* What is needed *
Filter the data for lines with the word "японскаго", then copy every line so identified.

Items listed in a dataset

------------------------

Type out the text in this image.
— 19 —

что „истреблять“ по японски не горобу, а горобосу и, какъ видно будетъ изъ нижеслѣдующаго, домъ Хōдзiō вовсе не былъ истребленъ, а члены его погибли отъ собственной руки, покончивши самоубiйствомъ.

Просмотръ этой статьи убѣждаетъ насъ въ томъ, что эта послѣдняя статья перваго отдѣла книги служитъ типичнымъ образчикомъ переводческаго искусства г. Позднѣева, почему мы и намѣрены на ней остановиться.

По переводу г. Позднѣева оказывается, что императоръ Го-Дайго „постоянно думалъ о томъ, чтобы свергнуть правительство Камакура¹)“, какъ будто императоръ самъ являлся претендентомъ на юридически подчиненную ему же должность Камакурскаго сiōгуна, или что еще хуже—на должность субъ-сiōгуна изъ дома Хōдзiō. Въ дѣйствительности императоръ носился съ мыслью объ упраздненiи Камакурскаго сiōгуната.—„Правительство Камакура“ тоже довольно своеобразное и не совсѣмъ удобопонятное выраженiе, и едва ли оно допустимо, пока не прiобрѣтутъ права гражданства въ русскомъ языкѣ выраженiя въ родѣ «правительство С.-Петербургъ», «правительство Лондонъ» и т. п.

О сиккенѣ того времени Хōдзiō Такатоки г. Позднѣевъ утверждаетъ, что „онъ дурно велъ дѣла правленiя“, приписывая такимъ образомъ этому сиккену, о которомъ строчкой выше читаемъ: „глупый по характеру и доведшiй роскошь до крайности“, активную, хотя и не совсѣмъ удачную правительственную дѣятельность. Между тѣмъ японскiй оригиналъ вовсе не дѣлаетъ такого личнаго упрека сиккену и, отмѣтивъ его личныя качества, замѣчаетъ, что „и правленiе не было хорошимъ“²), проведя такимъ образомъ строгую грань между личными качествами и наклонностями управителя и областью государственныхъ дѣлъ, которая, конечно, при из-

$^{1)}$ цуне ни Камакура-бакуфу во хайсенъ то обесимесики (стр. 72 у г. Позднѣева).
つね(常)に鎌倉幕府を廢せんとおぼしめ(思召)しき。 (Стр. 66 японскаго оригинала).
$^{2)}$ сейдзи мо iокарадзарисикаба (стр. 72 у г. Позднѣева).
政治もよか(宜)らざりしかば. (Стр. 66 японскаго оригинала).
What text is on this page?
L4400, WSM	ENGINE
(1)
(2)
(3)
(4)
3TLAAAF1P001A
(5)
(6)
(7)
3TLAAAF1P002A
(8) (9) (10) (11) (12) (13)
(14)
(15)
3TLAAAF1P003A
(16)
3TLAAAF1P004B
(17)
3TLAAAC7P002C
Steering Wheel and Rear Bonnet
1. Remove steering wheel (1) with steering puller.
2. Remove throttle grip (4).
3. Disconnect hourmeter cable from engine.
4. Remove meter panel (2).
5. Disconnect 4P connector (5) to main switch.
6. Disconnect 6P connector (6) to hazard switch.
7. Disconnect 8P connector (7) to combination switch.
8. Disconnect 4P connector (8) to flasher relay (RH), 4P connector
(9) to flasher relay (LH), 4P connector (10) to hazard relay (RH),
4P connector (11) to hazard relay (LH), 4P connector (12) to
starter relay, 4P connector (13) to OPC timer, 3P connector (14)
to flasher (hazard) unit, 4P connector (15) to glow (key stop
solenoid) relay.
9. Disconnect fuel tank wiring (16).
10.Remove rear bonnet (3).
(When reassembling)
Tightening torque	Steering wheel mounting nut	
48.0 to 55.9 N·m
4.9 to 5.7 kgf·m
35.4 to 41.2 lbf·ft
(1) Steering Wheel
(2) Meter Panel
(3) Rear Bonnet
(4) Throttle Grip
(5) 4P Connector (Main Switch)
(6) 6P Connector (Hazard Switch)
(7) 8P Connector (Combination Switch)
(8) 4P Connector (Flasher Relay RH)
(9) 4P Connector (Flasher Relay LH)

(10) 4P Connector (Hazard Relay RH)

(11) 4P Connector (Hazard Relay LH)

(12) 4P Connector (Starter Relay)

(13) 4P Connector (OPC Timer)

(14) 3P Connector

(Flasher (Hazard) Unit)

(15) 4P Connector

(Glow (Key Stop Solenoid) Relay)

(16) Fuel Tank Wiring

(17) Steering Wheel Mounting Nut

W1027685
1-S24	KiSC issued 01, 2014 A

------------------------

* Exercise result *
つね(常)に鎌倉幕府を廢せんとおぼしめ(思召)しき。 (Стр. 66 японскаго оригинала).
政治もよか(宜)らざりしかば. (Стр. 66 японскаго оригинала).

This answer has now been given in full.